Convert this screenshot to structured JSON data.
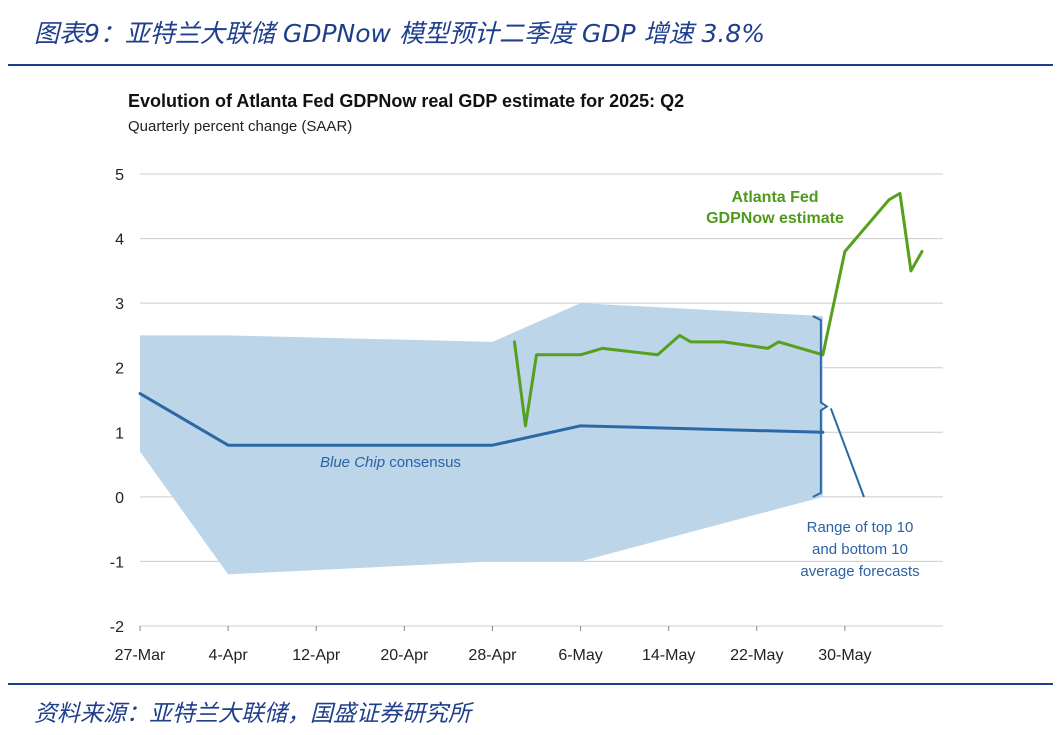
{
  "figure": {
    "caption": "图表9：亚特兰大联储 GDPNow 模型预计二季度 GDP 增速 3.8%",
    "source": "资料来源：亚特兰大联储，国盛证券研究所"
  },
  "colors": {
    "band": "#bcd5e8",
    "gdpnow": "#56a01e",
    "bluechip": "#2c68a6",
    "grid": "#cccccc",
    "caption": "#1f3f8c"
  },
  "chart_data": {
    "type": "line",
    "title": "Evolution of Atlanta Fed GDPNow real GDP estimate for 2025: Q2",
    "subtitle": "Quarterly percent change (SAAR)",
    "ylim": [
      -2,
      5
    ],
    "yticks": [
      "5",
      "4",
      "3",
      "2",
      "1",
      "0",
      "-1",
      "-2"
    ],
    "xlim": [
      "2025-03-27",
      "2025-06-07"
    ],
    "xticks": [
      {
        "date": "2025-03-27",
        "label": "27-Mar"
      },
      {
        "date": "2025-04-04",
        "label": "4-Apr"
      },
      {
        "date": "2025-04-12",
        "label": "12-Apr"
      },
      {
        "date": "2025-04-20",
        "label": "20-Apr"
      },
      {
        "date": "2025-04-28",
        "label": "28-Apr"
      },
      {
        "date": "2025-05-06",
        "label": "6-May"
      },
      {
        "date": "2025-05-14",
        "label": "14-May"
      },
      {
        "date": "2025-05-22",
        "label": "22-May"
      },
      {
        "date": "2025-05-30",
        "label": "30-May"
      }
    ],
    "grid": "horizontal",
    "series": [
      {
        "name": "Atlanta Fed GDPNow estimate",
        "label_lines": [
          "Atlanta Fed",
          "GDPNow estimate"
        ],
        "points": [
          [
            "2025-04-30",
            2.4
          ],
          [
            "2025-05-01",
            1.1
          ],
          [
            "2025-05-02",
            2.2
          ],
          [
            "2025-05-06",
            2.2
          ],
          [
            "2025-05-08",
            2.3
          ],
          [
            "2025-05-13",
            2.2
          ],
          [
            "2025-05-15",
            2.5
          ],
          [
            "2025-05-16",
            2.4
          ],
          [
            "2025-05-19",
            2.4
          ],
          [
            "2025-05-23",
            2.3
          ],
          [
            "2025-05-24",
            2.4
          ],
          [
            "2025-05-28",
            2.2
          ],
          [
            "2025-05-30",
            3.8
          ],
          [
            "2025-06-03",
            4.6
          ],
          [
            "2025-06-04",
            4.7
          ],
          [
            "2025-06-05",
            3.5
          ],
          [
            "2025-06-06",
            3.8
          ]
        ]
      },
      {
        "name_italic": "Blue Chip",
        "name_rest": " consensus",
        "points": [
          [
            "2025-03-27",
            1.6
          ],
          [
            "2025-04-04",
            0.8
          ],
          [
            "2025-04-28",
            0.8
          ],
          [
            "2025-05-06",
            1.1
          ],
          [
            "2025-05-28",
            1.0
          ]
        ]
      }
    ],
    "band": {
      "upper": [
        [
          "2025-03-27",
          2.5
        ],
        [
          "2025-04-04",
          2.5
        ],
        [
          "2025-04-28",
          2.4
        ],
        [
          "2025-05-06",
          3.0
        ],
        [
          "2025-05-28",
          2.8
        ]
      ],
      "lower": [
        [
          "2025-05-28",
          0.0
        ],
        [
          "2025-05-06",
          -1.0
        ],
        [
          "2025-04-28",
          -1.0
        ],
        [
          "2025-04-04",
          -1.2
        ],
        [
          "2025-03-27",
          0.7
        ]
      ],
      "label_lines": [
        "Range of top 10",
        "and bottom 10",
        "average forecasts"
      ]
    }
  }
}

Exercise details: Track down every line holding the string "date" and copy it.

Completed exercise:
        "date": "2025-03-27",
        "date": "2025-04-04",
        "date": "2025-04-12",
        "date": "2025-04-20",
        "date": "2025-04-28",
        "date": "2025-05-06",
        "date": "2025-05-14",
        "date": "2025-05-22",
        "date": "2025-05-30",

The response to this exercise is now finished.